Recorded data:
— start —

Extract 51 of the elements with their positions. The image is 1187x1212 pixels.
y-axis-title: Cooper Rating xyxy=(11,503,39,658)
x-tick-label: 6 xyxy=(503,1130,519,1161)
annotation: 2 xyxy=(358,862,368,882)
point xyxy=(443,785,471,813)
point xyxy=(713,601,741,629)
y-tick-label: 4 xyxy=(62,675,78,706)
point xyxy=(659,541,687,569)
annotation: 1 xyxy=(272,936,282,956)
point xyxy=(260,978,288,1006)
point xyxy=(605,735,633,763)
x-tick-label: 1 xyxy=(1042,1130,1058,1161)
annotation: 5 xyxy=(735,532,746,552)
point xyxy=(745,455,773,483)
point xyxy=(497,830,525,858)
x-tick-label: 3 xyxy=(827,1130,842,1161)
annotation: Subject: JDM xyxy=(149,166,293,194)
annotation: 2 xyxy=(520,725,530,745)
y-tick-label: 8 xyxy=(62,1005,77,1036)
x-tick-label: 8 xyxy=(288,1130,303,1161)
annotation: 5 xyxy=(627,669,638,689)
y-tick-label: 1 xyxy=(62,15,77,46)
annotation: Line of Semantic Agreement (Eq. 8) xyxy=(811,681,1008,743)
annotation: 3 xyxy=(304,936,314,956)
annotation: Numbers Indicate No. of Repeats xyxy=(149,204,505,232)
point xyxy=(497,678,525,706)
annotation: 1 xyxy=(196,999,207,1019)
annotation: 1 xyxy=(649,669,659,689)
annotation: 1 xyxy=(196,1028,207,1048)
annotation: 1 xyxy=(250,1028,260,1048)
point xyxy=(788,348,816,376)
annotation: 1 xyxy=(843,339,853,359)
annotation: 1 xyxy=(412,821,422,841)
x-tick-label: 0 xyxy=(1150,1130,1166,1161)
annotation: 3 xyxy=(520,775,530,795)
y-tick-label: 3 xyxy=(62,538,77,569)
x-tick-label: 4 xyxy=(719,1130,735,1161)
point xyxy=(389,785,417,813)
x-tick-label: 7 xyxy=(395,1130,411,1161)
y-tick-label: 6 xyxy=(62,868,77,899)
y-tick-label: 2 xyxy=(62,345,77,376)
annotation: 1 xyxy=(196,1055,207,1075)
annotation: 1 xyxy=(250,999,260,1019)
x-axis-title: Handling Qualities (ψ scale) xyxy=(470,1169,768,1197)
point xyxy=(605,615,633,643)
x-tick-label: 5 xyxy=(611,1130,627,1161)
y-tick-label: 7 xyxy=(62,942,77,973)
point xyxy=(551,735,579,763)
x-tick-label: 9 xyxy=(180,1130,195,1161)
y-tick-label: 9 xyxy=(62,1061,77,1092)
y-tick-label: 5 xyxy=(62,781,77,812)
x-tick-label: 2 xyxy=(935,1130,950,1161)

— end —

* [Task directions]: Copy out every line of the records above without changing anything.

* [Output of the exercise]:
Extract 51 of the elements with their positions. The image is 1187x1212 pixels.
y-axis-title: Cooper Rating xyxy=(11,503,39,658)
x-tick-label: 6 xyxy=(503,1130,519,1161)
annotation: 2 xyxy=(358,862,368,882)
point xyxy=(443,785,471,813)
point xyxy=(713,601,741,629)
y-tick-label: 4 xyxy=(62,675,78,706)
point xyxy=(659,541,687,569)
annotation: 1 xyxy=(272,936,282,956)
point xyxy=(260,978,288,1006)
point xyxy=(605,735,633,763)
x-tick-label: 1 xyxy=(1042,1130,1058,1161)
annotation: 5 xyxy=(735,532,746,552)
point xyxy=(745,455,773,483)
point xyxy=(497,830,525,858)
x-tick-label: 3 xyxy=(827,1130,842,1161)
annotation: Subject: JDM xyxy=(149,166,293,194)
annotation: 2 xyxy=(520,725,530,745)
y-tick-label: 8 xyxy=(62,1005,77,1036)
x-tick-label: 8 xyxy=(288,1130,303,1161)
annotation: 5 xyxy=(627,669,638,689)
y-tick-label: 1 xyxy=(62,15,77,46)
annotation: Line of Semantic Agreement (Eq. 8) xyxy=(811,681,1008,743)
annotation: 3 xyxy=(304,936,314,956)
annotation: Numbers Indicate No. of Repeats xyxy=(149,204,505,232)
point xyxy=(497,678,525,706)
annotation: 1 xyxy=(196,999,207,1019)
annotation: 1 xyxy=(649,669,659,689)
annotation: 1 xyxy=(196,1028,207,1048)
annotation: 1 xyxy=(250,1028,260,1048)
point xyxy=(788,348,816,376)
annotation: 1 xyxy=(843,339,853,359)
annotation: 1 xyxy=(412,821,422,841)
x-tick-label: 0 xyxy=(1150,1130,1166,1161)
annotation: 3 xyxy=(520,775,530,795)
y-tick-label: 3 xyxy=(62,538,77,569)
x-tick-label: 4 xyxy=(719,1130,735,1161)
point xyxy=(389,785,417,813)
x-tick-label: 7 xyxy=(395,1130,411,1161)
y-tick-label: 6 xyxy=(62,868,77,899)
y-tick-label: 2 xyxy=(62,345,77,376)
annotation: 1 xyxy=(196,1055,207,1075)
annotation: 1 xyxy=(250,999,260,1019)
x-axis-title: Handling Qualities (ψ scale) xyxy=(470,1169,768,1197)
point xyxy=(605,615,633,643)
x-tick-label: 5 xyxy=(611,1130,627,1161)
y-tick-label: 7 xyxy=(62,942,77,973)
point xyxy=(551,735,579,763)
x-tick-label: 9 xyxy=(180,1130,195,1161)
y-tick-label: 9 xyxy=(62,1061,77,1092)
y-tick-label: 5 xyxy=(62,781,77,812)
x-tick-label: 2 xyxy=(935,1130,950,1161)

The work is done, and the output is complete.